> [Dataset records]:
============================================================

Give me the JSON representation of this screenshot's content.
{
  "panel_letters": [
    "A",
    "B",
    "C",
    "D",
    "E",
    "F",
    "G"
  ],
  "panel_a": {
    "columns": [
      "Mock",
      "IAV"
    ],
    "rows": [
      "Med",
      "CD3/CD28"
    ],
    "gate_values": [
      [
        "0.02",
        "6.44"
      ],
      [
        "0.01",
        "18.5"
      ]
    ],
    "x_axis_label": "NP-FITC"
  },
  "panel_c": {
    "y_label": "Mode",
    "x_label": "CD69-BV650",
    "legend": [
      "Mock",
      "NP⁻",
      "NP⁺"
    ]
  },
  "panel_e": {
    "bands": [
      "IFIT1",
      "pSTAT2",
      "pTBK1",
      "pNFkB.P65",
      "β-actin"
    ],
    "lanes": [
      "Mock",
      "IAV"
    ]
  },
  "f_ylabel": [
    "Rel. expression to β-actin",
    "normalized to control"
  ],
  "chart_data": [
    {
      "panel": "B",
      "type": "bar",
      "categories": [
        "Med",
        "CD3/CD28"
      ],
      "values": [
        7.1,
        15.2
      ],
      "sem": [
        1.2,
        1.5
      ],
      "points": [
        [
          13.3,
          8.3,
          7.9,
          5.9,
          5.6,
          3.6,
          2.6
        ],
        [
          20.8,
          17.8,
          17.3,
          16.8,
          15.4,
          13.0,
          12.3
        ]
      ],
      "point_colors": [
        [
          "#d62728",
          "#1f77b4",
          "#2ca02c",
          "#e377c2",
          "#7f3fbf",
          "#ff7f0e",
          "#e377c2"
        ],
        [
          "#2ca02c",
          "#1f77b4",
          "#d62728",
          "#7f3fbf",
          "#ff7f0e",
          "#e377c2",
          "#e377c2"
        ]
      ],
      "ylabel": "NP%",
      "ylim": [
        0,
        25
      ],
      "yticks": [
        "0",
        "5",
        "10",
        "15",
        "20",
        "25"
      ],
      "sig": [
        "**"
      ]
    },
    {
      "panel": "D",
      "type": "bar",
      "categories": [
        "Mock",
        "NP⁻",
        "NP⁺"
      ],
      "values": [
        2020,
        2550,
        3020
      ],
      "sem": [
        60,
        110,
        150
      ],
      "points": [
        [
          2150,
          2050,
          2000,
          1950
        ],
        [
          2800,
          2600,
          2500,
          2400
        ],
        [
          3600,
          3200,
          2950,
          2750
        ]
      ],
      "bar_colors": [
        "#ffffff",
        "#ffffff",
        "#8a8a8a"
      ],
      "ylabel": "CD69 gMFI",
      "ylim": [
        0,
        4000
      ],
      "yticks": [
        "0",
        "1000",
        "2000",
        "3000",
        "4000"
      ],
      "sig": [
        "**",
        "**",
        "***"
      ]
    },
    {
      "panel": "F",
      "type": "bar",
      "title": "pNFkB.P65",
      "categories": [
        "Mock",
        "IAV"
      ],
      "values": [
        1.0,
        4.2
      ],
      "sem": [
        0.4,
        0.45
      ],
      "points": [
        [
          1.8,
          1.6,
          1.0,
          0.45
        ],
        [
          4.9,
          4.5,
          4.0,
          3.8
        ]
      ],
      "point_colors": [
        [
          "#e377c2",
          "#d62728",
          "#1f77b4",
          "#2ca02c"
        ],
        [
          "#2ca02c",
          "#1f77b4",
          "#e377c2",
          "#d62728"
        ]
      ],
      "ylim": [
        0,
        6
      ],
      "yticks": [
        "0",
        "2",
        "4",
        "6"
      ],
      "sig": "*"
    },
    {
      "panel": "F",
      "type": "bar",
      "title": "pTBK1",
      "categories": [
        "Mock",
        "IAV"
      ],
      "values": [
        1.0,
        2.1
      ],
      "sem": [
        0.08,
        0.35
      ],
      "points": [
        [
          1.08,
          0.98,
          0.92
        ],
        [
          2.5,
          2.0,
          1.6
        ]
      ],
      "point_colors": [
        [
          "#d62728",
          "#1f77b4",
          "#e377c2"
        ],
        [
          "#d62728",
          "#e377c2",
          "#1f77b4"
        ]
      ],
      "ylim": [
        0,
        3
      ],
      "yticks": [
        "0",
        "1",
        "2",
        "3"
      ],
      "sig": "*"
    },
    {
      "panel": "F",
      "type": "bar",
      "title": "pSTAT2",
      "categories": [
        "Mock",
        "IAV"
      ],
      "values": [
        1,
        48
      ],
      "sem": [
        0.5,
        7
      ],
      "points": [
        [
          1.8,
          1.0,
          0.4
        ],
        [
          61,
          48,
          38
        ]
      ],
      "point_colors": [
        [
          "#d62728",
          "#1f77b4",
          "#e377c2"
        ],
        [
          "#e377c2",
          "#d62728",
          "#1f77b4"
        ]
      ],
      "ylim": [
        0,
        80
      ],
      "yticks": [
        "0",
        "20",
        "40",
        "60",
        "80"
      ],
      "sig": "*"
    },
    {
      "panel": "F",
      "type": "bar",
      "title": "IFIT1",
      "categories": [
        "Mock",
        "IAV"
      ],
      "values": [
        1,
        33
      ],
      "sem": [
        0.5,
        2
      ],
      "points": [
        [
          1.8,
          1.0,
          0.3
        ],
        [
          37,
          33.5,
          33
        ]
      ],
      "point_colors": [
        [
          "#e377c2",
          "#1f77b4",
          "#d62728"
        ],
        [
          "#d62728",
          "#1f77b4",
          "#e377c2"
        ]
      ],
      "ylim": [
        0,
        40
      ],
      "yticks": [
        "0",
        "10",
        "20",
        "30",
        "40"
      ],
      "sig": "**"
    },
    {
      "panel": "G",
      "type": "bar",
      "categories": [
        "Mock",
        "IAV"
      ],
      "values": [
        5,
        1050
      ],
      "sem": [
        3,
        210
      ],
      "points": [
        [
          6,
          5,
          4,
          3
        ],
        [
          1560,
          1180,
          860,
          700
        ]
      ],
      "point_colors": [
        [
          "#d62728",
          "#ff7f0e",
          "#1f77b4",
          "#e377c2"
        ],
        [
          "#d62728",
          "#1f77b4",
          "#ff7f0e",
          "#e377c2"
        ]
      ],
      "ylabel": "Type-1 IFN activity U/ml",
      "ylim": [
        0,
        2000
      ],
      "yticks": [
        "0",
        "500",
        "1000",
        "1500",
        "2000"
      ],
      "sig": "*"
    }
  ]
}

============================================================

> [Given request]: Print back all the lines verbatim.

> [Exercise answer]:
Give me the JSON representation of this screenshot's content.
{
  "panel_letters": [
    "A",
    "B",
    "C",
    "D",
    "E",
    "F",
    "G"
  ],
  "panel_a": {
    "columns": [
      "Mock",
      "IAV"
    ],
    "rows": [
      "Med",
      "CD3/CD28"
    ],
    "gate_values": [
      [
        "0.02",
        "6.44"
      ],
      [
        "0.01",
        "18.5"
      ]
    ],
    "x_axis_label": "NP-FITC"
  },
  "panel_c": {
    "y_label": "Mode",
    "x_label": "CD69-BV650",
    "legend": [
      "Mock",
      "NP⁻",
      "NP⁺"
    ]
  },
  "panel_e": {
    "bands": [
      "IFIT1",
      "pSTAT2",
      "pTBK1",
      "pNFkB.P65",
      "β-actin"
    ],
    "lanes": [
      "Mock",
      "IAV"
    ]
  },
  "f_ylabel": [
    "Rel. expression to β-actin",
    "normalized to control"
  ],
  "chart_data": [
    {
      "panel": "B",
      "type": "bar",
      "categories": [
        "Med",
        "CD3/CD28"
      ],
      "values": [
        7.1,
        15.2
      ],
      "sem": [
        1.2,
        1.5
      ],
      "points": [
        [
          13.3,
          8.3,
          7.9,
          5.9,
          5.6,
          3.6,
          2.6
        ],
        [
          20.8,
          17.8,
          17.3,
          16.8,
          15.4,
          13.0,
          12.3
        ]
      ],
      "point_colors": [
        [
          "#d62728",
          "#1f77b4",
          "#2ca02c",
          "#e377c2",
          "#7f3fbf",
          "#ff7f0e",
          "#e377c2"
        ],
        [
          "#2ca02c",
          "#1f77b4",
          "#d62728",
          "#7f3fbf",
          "#ff7f0e",
          "#e377c2",
          "#e377c2"
        ]
      ],
      "ylabel": "NP%",
      "ylim": [
        0,
        25
      ],
      "yticks": [
        "0",
        "5",
        "10",
        "15",
        "20",
        "25"
      ],
      "sig": [
        "**"
      ]
    },
    {
      "panel": "D",
      "type": "bar",
      "categories": [
        "Mock",
        "NP⁻",
        "NP⁺"
      ],
      "values": [
        2020,
        2550,
        3020
      ],
      "sem": [
        60,
        110,
        150
      ],
      "points": [
        [
          2150,
          2050,
          2000,
          1950
        ],
        [
          2800,
          2600,
          2500,
          2400
        ],
        [
          3600,
          3200,
          2950,
          2750
        ]
      ],
      "bar_colors": [
        "#ffffff",
        "#ffffff",
        "#8a8a8a"
      ],
      "ylabel": "CD69 gMFI",
      "ylim": [
        0,
        4000
      ],
      "yticks": [
        "0",
        "1000",
        "2000",
        "3000",
        "4000"
      ],
      "sig": [
        "**",
        "**",
        "***"
      ]
    },
    {
      "panel": "F",
      "type": "bar",
      "title": "pNFkB.P65",
      "categories": [
        "Mock",
        "IAV"
      ],
      "values": [
        1.0,
        4.2
      ],
      "sem": [
        0.4,
        0.45
      ],
      "points": [
        [
          1.8,
          1.6,
          1.0,
          0.45
        ],
        [
          4.9,
          4.5,
          4.0,
          3.8
        ]
      ],
      "point_colors": [
        [
          "#e377c2",
          "#d62728",
          "#1f77b4",
          "#2ca02c"
        ],
        [
          "#2ca02c",
          "#1f77b4",
          "#e377c2",
          "#d62728"
        ]
      ],
      "ylim": [
        0,
        6
      ],
      "yticks": [
        "0",
        "2",
        "4",
        "6"
      ],
      "sig": "*"
    },
    {
      "panel": "F",
      "type": "bar",
      "title": "pTBK1",
      "categories": [
        "Mock",
        "IAV"
      ],
      "values": [
        1.0,
        2.1
      ],
      "sem": [
        0.08,
        0.35
      ],
      "points": [
        [
          1.08,
          0.98,
          0.92
        ],
        [
          2.5,
          2.0,
          1.6
        ]
      ],
      "point_colors": [
        [
          "#d62728",
          "#1f77b4",
          "#e377c2"
        ],
        [
          "#d62728",
          "#e377c2",
          "#1f77b4"
        ]
      ],
      "ylim": [
        0,
        3
      ],
      "yticks": [
        "0",
        "1",
        "2",
        "3"
      ],
      "sig": "*"
    },
    {
      "panel": "F",
      "type": "bar",
      "title": "pSTAT2",
      "categories": [
        "Mock",
        "IAV"
      ],
      "values": [
        1,
        48
      ],
      "sem": [
        0.5,
        7
      ],
      "points": [
        [
          1.8,
          1.0,
          0.4
        ],
        [
          61,
          48,
          38
        ]
      ],
      "point_colors": [
        [
          "#d62728",
          "#1f77b4",
          "#e377c2"
        ],
        [
          "#e377c2",
          "#d62728",
          "#1f77b4"
        ]
      ],
      "ylim": [
        0,
        80
      ],
      "yticks": [
        "0",
        "20",
        "40",
        "60",
        "80"
      ],
      "sig": "*"
    },
    {
      "panel": "F",
      "type": "bar",
      "title": "IFIT1",
      "categories": [
        "Mock",
        "IAV"
      ],
      "values": [
        1,
        33
      ],
      "sem": [
        0.5,
        2
      ],
      "points": [
        [
          1.8,
          1.0,
          0.3
        ],
        [
          37,
          33.5,
          33
        ]
      ],
      "point_colors": [
        [
          "#e377c2",
          "#1f77b4",
          "#d62728"
        ],
        [
          "#d62728",
          "#1f77b4",
          "#e377c2"
        ]
      ],
      "ylim": [
        0,
        40
      ],
      "yticks": [
        "0",
        "10",
        "20",
        "30",
        "40"
      ],
      "sig": "**"
    },
    {
      "panel": "G",
      "type": "bar",
      "categories": [
        "Mock",
        "IAV"
      ],
      "values": [
        5,
        1050
      ],
      "sem": [
        3,
        210
      ],
      "points": [
        [
          6,
          5,
          4,
          3
        ],
        [
          1560,
          1180,
          860,
          700
        ]
      ],
      "point_colors": [
        [
          "#d62728",
          "#ff7f0e",
          "#1f77b4",
          "#e377c2"
        ],
        [
          "#d62728",
          "#1f77b4",
          "#ff7f0e",
          "#e377c2"
        ]
      ],
      "ylabel": "Type-1 IFN activity U/ml",
      "ylim": [
        0,
        2000
      ],
      "yticks": [
        "0",
        "500",
        "1000",
        "1500",
        "2000"
      ],
      "sig": "*"
    }
  ]
}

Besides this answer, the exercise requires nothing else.